• _YOUR OBJECTIVE_
Repeat, line for line, the entries printed below.

• _Excerpt from a dataset_
---

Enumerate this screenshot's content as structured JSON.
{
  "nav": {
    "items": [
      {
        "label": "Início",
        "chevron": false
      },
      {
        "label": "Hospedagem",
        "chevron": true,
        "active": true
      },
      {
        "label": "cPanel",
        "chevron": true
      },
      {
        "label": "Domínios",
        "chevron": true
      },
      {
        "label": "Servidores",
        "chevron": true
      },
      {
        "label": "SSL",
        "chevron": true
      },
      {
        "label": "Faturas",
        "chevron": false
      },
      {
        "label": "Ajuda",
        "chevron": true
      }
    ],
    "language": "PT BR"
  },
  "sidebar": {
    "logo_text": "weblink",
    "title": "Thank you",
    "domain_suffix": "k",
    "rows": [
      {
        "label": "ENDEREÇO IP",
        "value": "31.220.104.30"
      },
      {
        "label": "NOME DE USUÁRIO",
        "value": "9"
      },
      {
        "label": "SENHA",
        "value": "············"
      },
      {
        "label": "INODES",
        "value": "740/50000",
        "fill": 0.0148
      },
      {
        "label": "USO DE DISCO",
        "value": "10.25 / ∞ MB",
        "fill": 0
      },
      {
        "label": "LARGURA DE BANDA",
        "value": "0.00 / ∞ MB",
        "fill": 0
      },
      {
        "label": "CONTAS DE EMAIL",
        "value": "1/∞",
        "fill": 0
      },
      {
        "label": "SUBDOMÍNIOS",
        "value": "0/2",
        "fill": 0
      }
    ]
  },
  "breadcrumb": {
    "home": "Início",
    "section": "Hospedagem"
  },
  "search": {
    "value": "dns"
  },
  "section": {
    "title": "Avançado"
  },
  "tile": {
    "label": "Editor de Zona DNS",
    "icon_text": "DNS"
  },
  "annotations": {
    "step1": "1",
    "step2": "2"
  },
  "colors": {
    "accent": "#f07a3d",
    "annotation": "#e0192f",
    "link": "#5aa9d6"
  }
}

---

• _WRITTEN REPLY_
Enumerate this screenshot's content as structured JSON.
{
  "nav": {
    "items": [
      {
        "label": "Início",
        "chevron": false
      },
      {
        "label": "Hospedagem",
        "chevron": true,
        "active": true
      },
      {
        "label": "cPanel",
        "chevron": true
      },
      {
        "label": "Domínios",
        "chevron": true
      },
      {
        "label": "Servidores",
        "chevron": true
      },
      {
        "label": "SSL",
        "chevron": true
      },
      {
        "label": "Faturas",
        "chevron": false
      },
      {
        "label": "Ajuda",
        "chevron": true
      }
    ],
    "language": "PT BR"
  },
  "sidebar": {
    "logo_text": "weblink",
    "title": "Thank you",
    "domain_suffix": "k",
    "rows": [
      {
        "label": "ENDEREÇO IP",
        "value": "31.220.104.30"
      },
      {
        "label": "NOME DE USUÁRIO",
        "value": "9"
      },
      {
        "label": "SENHA",
        "value": "············"
      },
      {
        "label": "INODES",
        "value": "740/50000",
        "fill": 0.0148
      },
      {
        "label": "USO DE DISCO",
        "value": "10.25 / ∞ MB",
        "fill": 0
      },
      {
        "label": "LARGURA DE BANDA",
        "value": "0.00 / ∞ MB",
        "fill": 0
      },
      {
        "label": "CONTAS DE EMAIL",
        "value": "1/∞",
        "fill": 0
      },
      {
        "label": "SUBDOMÍNIOS",
        "value": "0/2",
        "fill": 0
      }
    ]
  },
  "breadcrumb": {
    "home": "Início",
    "section": "Hospedagem"
  },
  "search": {
    "value": "dns"
  },
  "section": {
    "title": "Avançado"
  },
  "tile": {
    "label": "Editor de Zona DNS",
    "icon_text": "DNS"
  },
  "annotations": {
    "step1": "1",
    "step2": "2"
  },
  "colors": {
    "accent": "#f07a3d",
    "annotation": "#e0192f",
    "link": "#5aa9d6"
  }
}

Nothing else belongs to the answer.